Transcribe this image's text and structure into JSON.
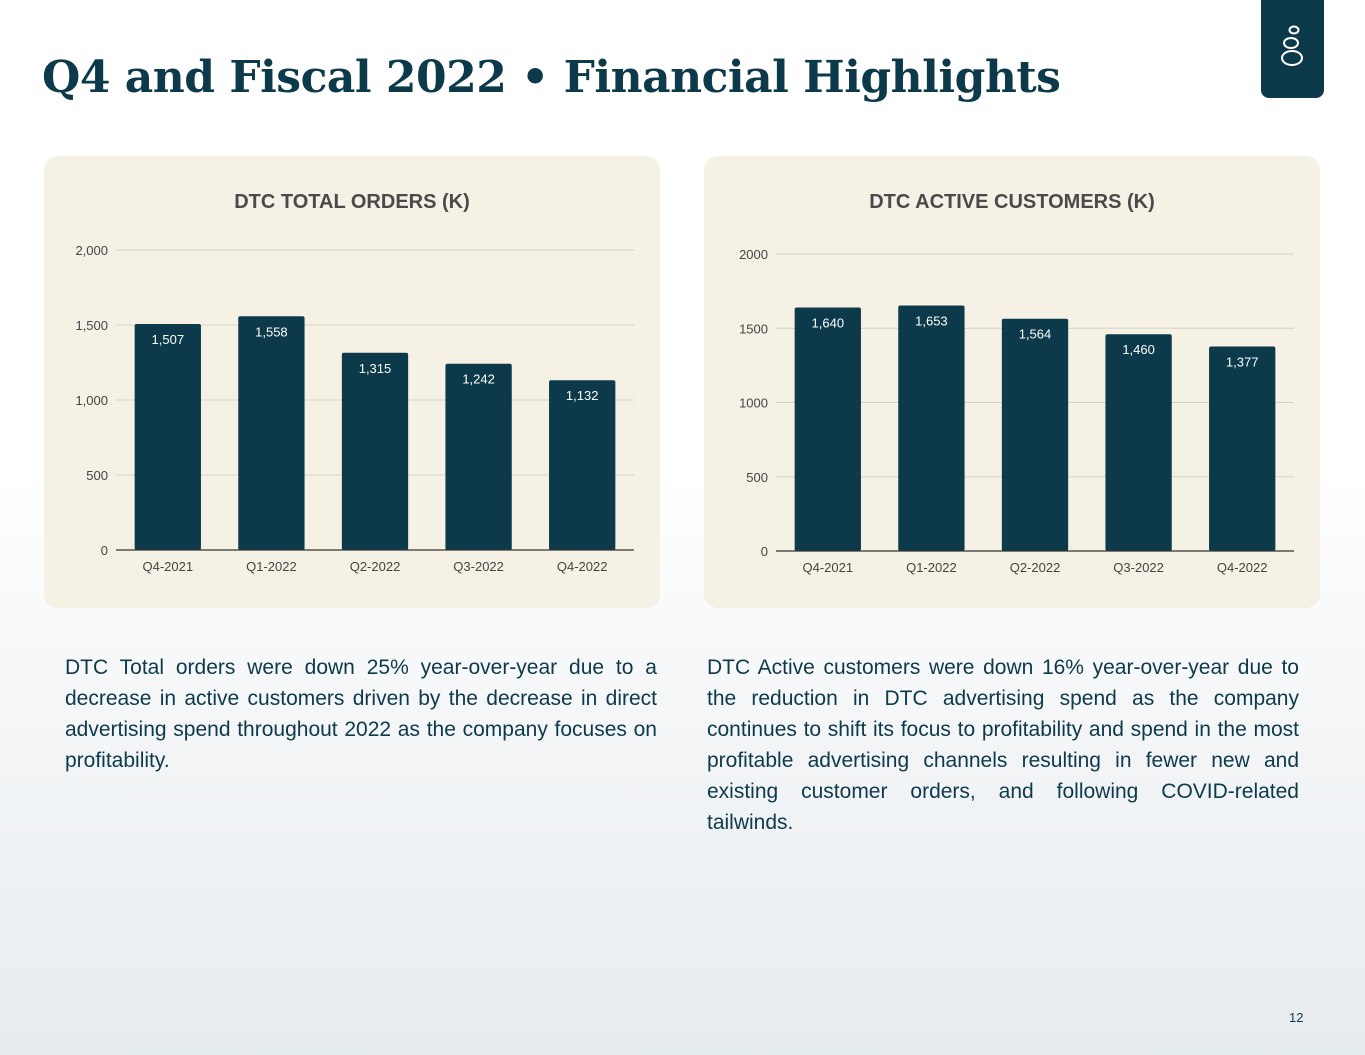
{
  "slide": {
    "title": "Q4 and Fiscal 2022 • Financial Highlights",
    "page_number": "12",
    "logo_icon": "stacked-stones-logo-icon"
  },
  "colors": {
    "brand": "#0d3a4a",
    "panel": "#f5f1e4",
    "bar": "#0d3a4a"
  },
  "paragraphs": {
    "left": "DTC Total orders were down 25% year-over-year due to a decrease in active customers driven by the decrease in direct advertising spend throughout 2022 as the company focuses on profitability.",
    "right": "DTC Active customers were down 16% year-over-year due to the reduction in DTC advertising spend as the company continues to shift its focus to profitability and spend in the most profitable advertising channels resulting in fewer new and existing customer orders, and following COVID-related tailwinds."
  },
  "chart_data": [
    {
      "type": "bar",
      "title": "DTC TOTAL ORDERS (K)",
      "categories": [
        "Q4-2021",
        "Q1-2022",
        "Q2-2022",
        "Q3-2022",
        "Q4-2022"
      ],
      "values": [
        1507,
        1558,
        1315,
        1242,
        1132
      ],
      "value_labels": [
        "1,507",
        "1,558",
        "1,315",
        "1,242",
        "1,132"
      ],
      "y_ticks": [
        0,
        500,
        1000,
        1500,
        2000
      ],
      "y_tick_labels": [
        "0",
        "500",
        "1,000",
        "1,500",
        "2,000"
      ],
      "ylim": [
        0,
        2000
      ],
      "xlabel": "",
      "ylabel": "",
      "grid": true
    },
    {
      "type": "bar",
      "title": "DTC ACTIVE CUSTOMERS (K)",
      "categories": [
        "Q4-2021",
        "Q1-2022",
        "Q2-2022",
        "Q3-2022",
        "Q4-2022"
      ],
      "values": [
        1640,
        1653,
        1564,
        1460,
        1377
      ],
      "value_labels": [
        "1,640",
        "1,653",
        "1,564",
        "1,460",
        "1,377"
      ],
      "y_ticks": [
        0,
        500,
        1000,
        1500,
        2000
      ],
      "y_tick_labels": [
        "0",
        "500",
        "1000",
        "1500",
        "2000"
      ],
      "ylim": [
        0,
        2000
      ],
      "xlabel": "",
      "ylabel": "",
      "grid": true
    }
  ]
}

__________________________________________________

Return the listing above unchanged, apart from dropping its pictures.

Transcribe this image's text and structure into JSON.
{
  "slide": {
    "title": "Q4 and Fiscal 2022 • Financial Highlights",
    "page_number": "12",
    "logo_icon": "stacked-stones-logo-icon"
  },
  "colors": {
    "brand": "#0d3a4a",
    "panel": "#f5f1e4",
    "bar": "#0d3a4a"
  },
  "paragraphs": {
    "left": "DTC Total orders were down 25% year-over-year due to a decrease in active customers driven by the decrease in direct advertising spend throughout 2022 as the company focuses on profitability.",
    "right": "DTC Active customers were down 16% year-over-year due to the reduction in DTC advertising spend as the company continues to shift its focus to profitability and spend in the most profitable advertising channels resulting in fewer new and existing customer orders, and following COVID-related tailwinds."
  },
  "chart_data": [
    {
      "type": "bar",
      "title": "DTC TOTAL ORDERS (K)",
      "categories": [
        "Q4-2021",
        "Q1-2022",
        "Q2-2022",
        "Q3-2022",
        "Q4-2022"
      ],
      "values": [
        1507,
        1558,
        1315,
        1242,
        1132
      ],
      "value_labels": [
        "1,507",
        "1,558",
        "1,315",
        "1,242",
        "1,132"
      ],
      "y_ticks": [
        0,
        500,
        1000,
        1500,
        2000
      ],
      "y_tick_labels": [
        "0",
        "500",
        "1,000",
        "1,500",
        "2,000"
      ],
      "ylim": [
        0,
        2000
      ],
      "xlabel": "",
      "ylabel": "",
      "grid": true
    },
    {
      "type": "bar",
      "title": "DTC ACTIVE CUSTOMERS (K)",
      "categories": [
        "Q4-2021",
        "Q1-2022",
        "Q2-2022",
        "Q3-2022",
        "Q4-2022"
      ],
      "values": [
        1640,
        1653,
        1564,
        1460,
        1377
      ],
      "value_labels": [
        "1,640",
        "1,653",
        "1,564",
        "1,460",
        "1,377"
      ],
      "y_ticks": [
        0,
        500,
        1000,
        1500,
        2000
      ],
      "y_tick_labels": [
        "0",
        "500",
        "1000",
        "1500",
        "2000"
      ],
      "ylim": [
        0,
        2000
      ],
      "xlabel": "",
      "ylabel": "",
      "grid": true
    }
  ]
}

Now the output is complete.